▶ DIRECTION
Determine how many lines contain the string "data". Respond with that number and nothing more.

** Start of MATERIAL TO PROCESS **

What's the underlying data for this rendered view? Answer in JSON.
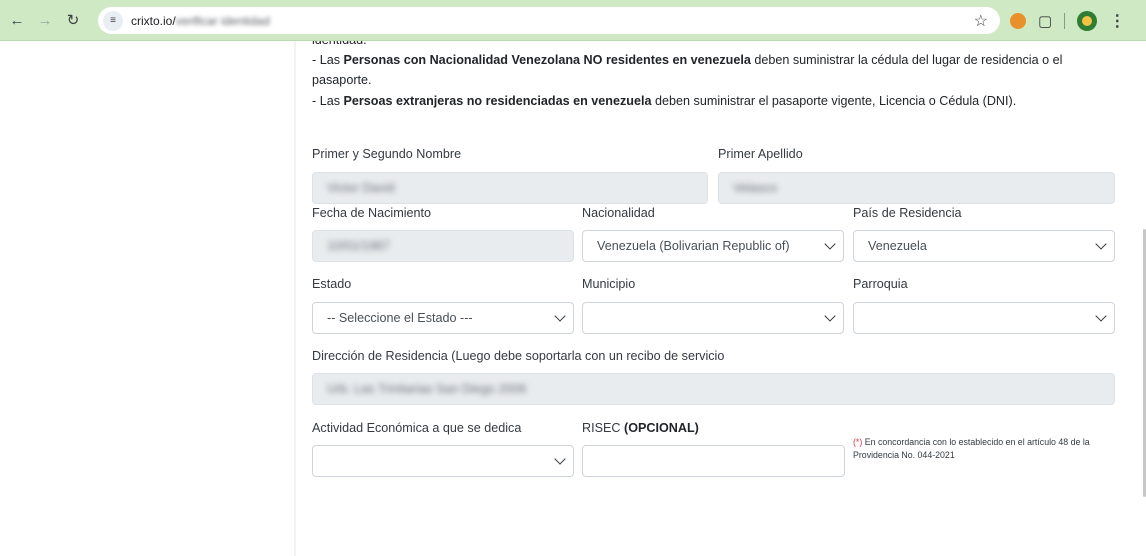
{
  "browser": {
    "url_host": "crixto.io/",
    "url_path": "verificar identidad",
    "site_info_icon": "tune-icon"
  },
  "intro": {
    "line0": "identidad.",
    "line1_prefix": "- Las ",
    "line1_bold": "Personas con Nacionalidad Venezolana NO residentes en venezuela",
    "line1_suffix": " deben suministrar la cédula del lugar de residencia o el",
    "line2": "pasaporte.",
    "line3_prefix": "- Las ",
    "line3_bold": "Persoas extranjeras no residenciadas en venezuela",
    "line3_suffix": " deben suministrar el pasaporte vigente, Licencia o Cédula (DNI)."
  },
  "form": {
    "first_names_label": "Primer y Segundo Nombre",
    "first_names_value": "Victor David",
    "surname_label": "Primer Apellido",
    "surname_value": "Velasco",
    "birthdate_label": "Fecha de Nacimiento",
    "birthdate_value": "10/01/1987",
    "nationality_label": "Nacionalidad",
    "nationality_value": "Venezuela (Bolivarian Republic of)",
    "residence_country_label": "País de Residencia",
    "residence_country_value": "Venezuela",
    "state_label": "Estado",
    "state_value": "-- Seleccione el Estado ---",
    "municipality_label": "Municipio",
    "municipality_value": "",
    "parish_label": "Parroquia",
    "parish_value": "",
    "address_label": "Dirección de Residencia (Luego debe soportarla con un recibo de servicio",
    "address_value": "Urb. Las Trinitarias San Diego 2006",
    "activity_label": "Actividad Económica a que se dedica",
    "activity_value": "",
    "risec_label": "RISEC ",
    "risec_label_bold": "(OPCIONAL)",
    "risec_value": "",
    "note_mark": "(*)",
    "note_text": " En concordancia con lo establecido en el artículo 48 de la Providencia No. 044-2021"
  }
}
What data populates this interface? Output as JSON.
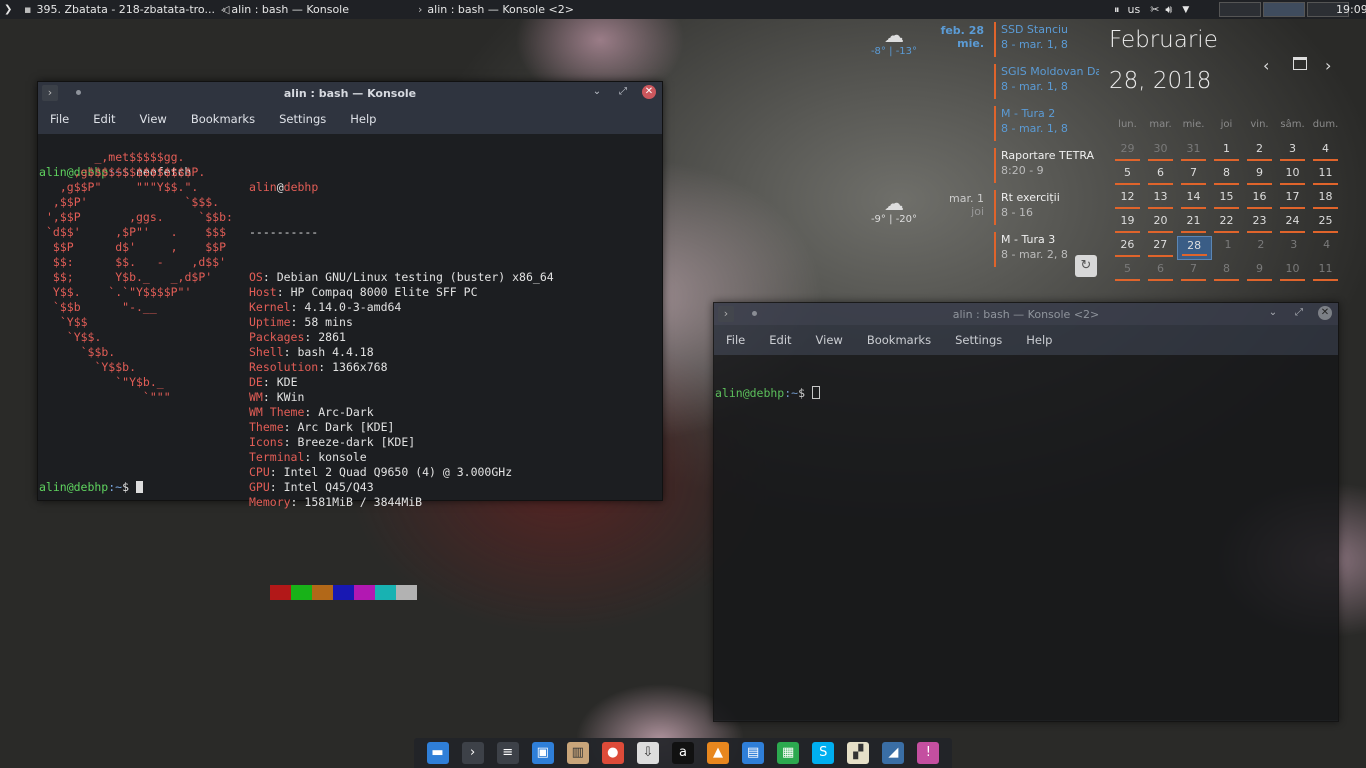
{
  "top_panel": {
    "app_launcher_icon": "chevron-right-icon",
    "tasks": [
      {
        "label": "395. Zbatata - 218-zbatata-tro..."
      },
      {
        "label": "alin : bash — Konsole"
      },
      {
        "label": "alin : bash — Konsole <2>"
      }
    ],
    "keyboard_layout": "us",
    "clock": "19:09"
  },
  "weather": [
    {
      "hi": "-8°",
      "lo": "-13°"
    },
    {
      "hi": "-9°",
      "lo": "-20°"
    }
  ],
  "dates": [
    {
      "date": "feb. 28",
      "day": "mie."
    },
    {
      "date": "mar. 1",
      "day": "joi"
    }
  ],
  "events": [
    {
      "title": "SSD Stanciu",
      "time": "8 - mar. 1, 8",
      "style": "blue"
    },
    {
      "title": "SGIS Moldovan Dan",
      "time": "8 - mar. 1, 8",
      "style": "blue"
    },
    {
      "title": "M - Tura 2",
      "time": "8 - mar. 1, 8",
      "style": "blue"
    },
    {
      "title": "Raportare TETRA",
      "time": "8:20 - 9",
      "style": "white"
    },
    {
      "title": "Rt exerciții",
      "time": "8 - 16",
      "style": "white"
    },
    {
      "title": "M - Tura 3",
      "time": "8 - mar. 2, 8",
      "style": "white"
    }
  ],
  "calendar": {
    "month": "Februarie",
    "date": "28, 2018",
    "weekdays": [
      "lun.",
      "mar.",
      "mie.",
      "joi",
      "vin.",
      "sâm.",
      "dum."
    ],
    "weeks": [
      [
        {
          "d": "29",
          "dim": true,
          "ev": true
        },
        {
          "d": "30",
          "dim": true,
          "ev": true
        },
        {
          "d": "31",
          "dim": true,
          "ev": true
        },
        {
          "d": "1",
          "ev": true
        },
        {
          "d": "2",
          "ev": true
        },
        {
          "d": "3",
          "ev": true
        },
        {
          "d": "4",
          "ev": true
        }
      ],
      [
        {
          "d": "5",
          "ev": true
        },
        {
          "d": "6",
          "ev": true
        },
        {
          "d": "7",
          "ev": true
        },
        {
          "d": "8",
          "ev": true
        },
        {
          "d": "9",
          "ev": true
        },
        {
          "d": "10",
          "ev": true
        },
        {
          "d": "11",
          "ev": true
        }
      ],
      [
        {
          "d": "12",
          "ev": true
        },
        {
          "d": "13",
          "ev": true
        },
        {
          "d": "14",
          "ev": true
        },
        {
          "d": "15",
          "ev": true
        },
        {
          "d": "16",
          "ev": true
        },
        {
          "d": "17",
          "ev": true
        },
        {
          "d": "18",
          "ev": true
        }
      ],
      [
        {
          "d": "19",
          "ev": true
        },
        {
          "d": "20",
          "ev": true
        },
        {
          "d": "21",
          "ev": true
        },
        {
          "d": "22",
          "ev": true
        },
        {
          "d": "23",
          "ev": true
        },
        {
          "d": "24",
          "ev": true
        },
        {
          "d": "25",
          "ev": true
        }
      ],
      [
        {
          "d": "26",
          "ev": true
        },
        {
          "d": "27",
          "ev": true
        },
        {
          "d": "28",
          "today": true,
          "ev": true
        },
        {
          "d": "1",
          "dim": true
        },
        {
          "d": "2",
          "dim": true
        },
        {
          "d": "3",
          "dim": true
        },
        {
          "d": "4",
          "dim": true
        }
      ],
      [
        {
          "d": "5",
          "dim": true,
          "ev": true
        },
        {
          "d": "6",
          "dim": true,
          "ev": true
        },
        {
          "d": "7",
          "dim": true,
          "ev": true
        },
        {
          "d": "8",
          "dim": true,
          "ev": true
        },
        {
          "d": "9",
          "dim": true,
          "ev": true
        },
        {
          "d": "10",
          "dim": true,
          "ev": true
        },
        {
          "d": "11",
          "dim": true,
          "ev": true
        }
      ]
    ]
  },
  "window1": {
    "title": "alin : bash — Konsole",
    "menu": [
      "File",
      "Edit",
      "View",
      "Bookmarks",
      "Settings",
      "Help"
    ],
    "prompt_user": "alin@debhp",
    "prompt_path": ":~",
    "prompt_sign": "$ ",
    "command": "neofetch",
    "logo": [
      "       _,met$$$$$gg.",
      "    ,g$$$$$$$$$$$$$$$P.",
      "  ,g$$P\"     \"\"\"Y$$.\".",
      " ,$$P'              `$$$.",
      "',$$P       ,ggs.     `$$b:",
      "`d$$'     ,$P\"'   .    $$$",
      " $$P      d$'     ,    $$P",
      " $$:      $$.   -    ,d$$'",
      " $$;      Y$b._   _,d$P'",
      " Y$$.    `.`\"Y$$$$P\"'",
      " `$$b      \"-.__",
      "  `Y$$",
      "   `Y$$.",
      "     `$$b.",
      "       `Y$$b.",
      "          `\"Y$b._",
      "              `\"\"\""
    ],
    "info_user": "alin",
    "info_at": "@",
    "info_host": "debhp",
    "info_sep": "----------",
    "info": [
      {
        "k": "OS",
        "v": "Debian GNU/Linux testing (buster) x86_64"
      },
      {
        "k": "Host",
        "v": "HP Compaq 8000 Elite SFF PC"
      },
      {
        "k": "Kernel",
        "v": "4.14.0-3-amd64"
      },
      {
        "k": "Uptime",
        "v": "58 mins"
      },
      {
        "k": "Packages",
        "v": "2861"
      },
      {
        "k": "Shell",
        "v": "bash 4.4.18"
      },
      {
        "k": "Resolution",
        "v": "1366x768"
      },
      {
        "k": "DE",
        "v": "KDE"
      },
      {
        "k": "WM",
        "v": "KWin"
      },
      {
        "k": "WM Theme",
        "v": "Arc-Dark"
      },
      {
        "k": "Theme",
        "v": "Arc Dark [KDE]"
      },
      {
        "k": "Icons",
        "v": "Breeze-dark [KDE]"
      },
      {
        "k": "Terminal",
        "v": "konsole"
      },
      {
        "k": "CPU",
        "v": "Intel 2 Quad Q9650 (4) @ 3.000GHz"
      },
      {
        "k": "GPU",
        "v": "Intel Q45/Q43"
      },
      {
        "k": "Memory",
        "v": "1581MiB / 3844MiB"
      }
    ],
    "palette": [
      "#b21818",
      "#18b218",
      "#b26818",
      "#1818b2",
      "#b218b2",
      "#18b2b2",
      "#b2b2b2"
    ]
  },
  "window2": {
    "title": "alin : bash — Konsole <2>",
    "menu": [
      "File",
      "Edit",
      "View",
      "Bookmarks",
      "Settings",
      "Help"
    ],
    "prompt_user": "alin@debhp",
    "prompt_path": ":~",
    "prompt_sign": "$ "
  },
  "dock": [
    {
      "name": "folder-icon",
      "color": "#2f7fd8",
      "glyph": "▬"
    },
    {
      "name": "terminal-icon",
      "color": "#3d4148",
      "glyph": "›"
    },
    {
      "name": "settings-panel-icon",
      "color": "#3d4148",
      "glyph": "≡"
    },
    {
      "name": "store-icon",
      "color": "#2f7fd8",
      "glyph": "▣"
    },
    {
      "name": "archive-icon",
      "color": "#c9a57a",
      "glyph": "▥"
    },
    {
      "name": "chrome-icon",
      "color": "#dd4b39",
      "glyph": "●"
    },
    {
      "name": "download-icon",
      "color": "#ddd",
      "glyph": "⇩"
    },
    {
      "name": "amarok-icon",
      "color": "#111",
      "glyph": "a"
    },
    {
      "name": "vlc-icon",
      "color": "#e8871e",
      "glyph": "▲"
    },
    {
      "name": "document-icon",
      "color": "#2f7fd8",
      "glyph": "▤"
    },
    {
      "name": "spreadsheet-icon",
      "color": "#2ca94f",
      "glyph": "▦"
    },
    {
      "name": "skype-icon",
      "color": "#00aff0",
      "glyph": "S"
    },
    {
      "name": "clapper-icon",
      "color": "#e6e0c8",
      "glyph": "▞"
    },
    {
      "name": "wireshark-icon",
      "color": "#3a6ea5",
      "glyph": "◢"
    },
    {
      "name": "podcast-icon",
      "color": "#c44fa0",
      "glyph": "!"
    }
  ]
}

** End of MATERIAL TO PROCESS **

▶ THE RESPONSE
2